> WHAT IS BEING ASKED:
Extract each line holding the word "lysis" from the entries.

━━━━━ DATASET CONTENT ━━━━━

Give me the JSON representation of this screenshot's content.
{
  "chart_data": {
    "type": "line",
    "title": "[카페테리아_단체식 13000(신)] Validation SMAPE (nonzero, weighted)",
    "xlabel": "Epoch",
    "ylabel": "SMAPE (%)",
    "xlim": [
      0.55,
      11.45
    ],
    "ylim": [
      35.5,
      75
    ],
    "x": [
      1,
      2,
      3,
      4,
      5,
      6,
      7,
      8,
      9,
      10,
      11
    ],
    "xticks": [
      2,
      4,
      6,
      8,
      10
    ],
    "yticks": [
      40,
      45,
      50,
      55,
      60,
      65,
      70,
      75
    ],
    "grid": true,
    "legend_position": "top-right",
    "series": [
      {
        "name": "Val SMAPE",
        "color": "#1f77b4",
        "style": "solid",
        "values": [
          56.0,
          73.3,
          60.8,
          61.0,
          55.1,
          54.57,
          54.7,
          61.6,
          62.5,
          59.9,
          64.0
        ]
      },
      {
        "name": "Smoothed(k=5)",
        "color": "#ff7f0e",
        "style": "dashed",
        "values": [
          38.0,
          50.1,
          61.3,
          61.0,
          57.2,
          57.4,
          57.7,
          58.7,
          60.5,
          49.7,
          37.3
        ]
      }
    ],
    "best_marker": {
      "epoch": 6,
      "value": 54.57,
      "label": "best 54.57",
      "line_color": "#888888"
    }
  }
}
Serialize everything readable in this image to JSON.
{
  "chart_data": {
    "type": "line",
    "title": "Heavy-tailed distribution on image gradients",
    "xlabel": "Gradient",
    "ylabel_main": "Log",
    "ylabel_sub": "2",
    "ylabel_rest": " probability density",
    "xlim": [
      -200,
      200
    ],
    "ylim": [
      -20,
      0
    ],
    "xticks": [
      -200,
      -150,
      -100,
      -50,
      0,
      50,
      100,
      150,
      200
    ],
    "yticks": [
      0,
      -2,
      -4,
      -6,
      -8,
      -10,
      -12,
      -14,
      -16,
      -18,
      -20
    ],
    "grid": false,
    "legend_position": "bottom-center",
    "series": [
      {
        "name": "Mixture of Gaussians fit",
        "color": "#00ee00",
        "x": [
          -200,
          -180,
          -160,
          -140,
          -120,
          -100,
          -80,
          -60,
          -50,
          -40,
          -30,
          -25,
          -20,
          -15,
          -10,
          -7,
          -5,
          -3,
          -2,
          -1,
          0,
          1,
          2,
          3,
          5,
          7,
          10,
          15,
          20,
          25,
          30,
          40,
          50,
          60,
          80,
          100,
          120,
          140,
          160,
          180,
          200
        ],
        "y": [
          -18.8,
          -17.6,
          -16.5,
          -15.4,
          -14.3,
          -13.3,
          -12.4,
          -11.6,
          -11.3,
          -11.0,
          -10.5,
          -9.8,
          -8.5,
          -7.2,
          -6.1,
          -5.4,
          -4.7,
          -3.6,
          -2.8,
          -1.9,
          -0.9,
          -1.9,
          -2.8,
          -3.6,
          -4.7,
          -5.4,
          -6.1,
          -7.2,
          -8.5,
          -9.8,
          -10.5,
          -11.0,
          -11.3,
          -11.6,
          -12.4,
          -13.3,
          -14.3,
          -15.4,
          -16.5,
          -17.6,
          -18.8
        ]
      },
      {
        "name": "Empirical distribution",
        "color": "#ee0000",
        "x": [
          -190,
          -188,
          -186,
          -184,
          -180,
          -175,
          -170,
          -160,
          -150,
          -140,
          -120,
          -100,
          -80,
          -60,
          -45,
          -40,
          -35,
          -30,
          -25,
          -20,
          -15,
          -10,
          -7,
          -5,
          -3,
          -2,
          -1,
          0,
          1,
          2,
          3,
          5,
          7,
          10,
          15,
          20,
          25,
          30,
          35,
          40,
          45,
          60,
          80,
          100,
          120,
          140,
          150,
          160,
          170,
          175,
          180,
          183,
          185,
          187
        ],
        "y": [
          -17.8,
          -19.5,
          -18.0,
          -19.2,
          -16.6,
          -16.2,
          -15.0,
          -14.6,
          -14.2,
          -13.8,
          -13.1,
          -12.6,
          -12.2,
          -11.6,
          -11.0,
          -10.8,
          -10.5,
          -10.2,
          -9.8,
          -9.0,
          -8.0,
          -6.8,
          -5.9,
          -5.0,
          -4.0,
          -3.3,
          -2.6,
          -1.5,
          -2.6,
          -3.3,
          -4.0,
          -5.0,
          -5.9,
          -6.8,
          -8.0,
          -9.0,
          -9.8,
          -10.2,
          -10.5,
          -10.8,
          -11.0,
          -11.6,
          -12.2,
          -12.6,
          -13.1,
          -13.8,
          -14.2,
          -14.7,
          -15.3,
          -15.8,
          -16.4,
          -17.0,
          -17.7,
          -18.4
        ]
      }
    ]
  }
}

━━━━━
━━━━━ DATASET CONTENT ━━━━━

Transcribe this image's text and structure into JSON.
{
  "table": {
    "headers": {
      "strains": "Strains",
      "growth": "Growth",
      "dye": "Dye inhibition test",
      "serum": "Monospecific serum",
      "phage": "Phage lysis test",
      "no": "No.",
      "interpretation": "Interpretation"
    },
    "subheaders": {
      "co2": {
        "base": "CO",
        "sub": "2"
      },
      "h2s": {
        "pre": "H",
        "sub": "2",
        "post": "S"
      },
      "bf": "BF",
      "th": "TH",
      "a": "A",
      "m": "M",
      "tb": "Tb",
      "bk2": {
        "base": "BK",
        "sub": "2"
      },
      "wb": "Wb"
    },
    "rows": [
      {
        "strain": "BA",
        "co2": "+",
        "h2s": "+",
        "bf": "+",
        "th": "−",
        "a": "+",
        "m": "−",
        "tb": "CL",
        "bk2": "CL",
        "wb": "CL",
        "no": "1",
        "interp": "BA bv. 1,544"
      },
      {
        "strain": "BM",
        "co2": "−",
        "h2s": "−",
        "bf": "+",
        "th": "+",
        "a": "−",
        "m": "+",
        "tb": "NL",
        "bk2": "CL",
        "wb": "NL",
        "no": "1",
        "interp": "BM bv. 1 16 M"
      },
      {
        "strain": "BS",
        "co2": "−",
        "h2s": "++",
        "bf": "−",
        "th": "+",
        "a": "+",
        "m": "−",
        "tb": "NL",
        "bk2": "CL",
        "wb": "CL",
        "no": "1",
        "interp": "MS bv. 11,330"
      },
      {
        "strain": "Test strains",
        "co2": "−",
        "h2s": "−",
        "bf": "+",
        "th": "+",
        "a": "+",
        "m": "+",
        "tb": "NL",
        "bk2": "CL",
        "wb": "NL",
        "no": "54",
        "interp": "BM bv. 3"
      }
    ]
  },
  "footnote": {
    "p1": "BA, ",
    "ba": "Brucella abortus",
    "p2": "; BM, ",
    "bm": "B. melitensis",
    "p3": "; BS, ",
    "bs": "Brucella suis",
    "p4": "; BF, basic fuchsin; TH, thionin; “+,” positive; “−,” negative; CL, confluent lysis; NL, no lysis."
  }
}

━━━━━

> EXERCISE OUTPUT:
      "phage": "Phage lysis test",
    "p4": "; BF, basic fuchsin; TH, thionin; “+,” positive; “−,” negative; CL, confluent lysis; NL, no lysis."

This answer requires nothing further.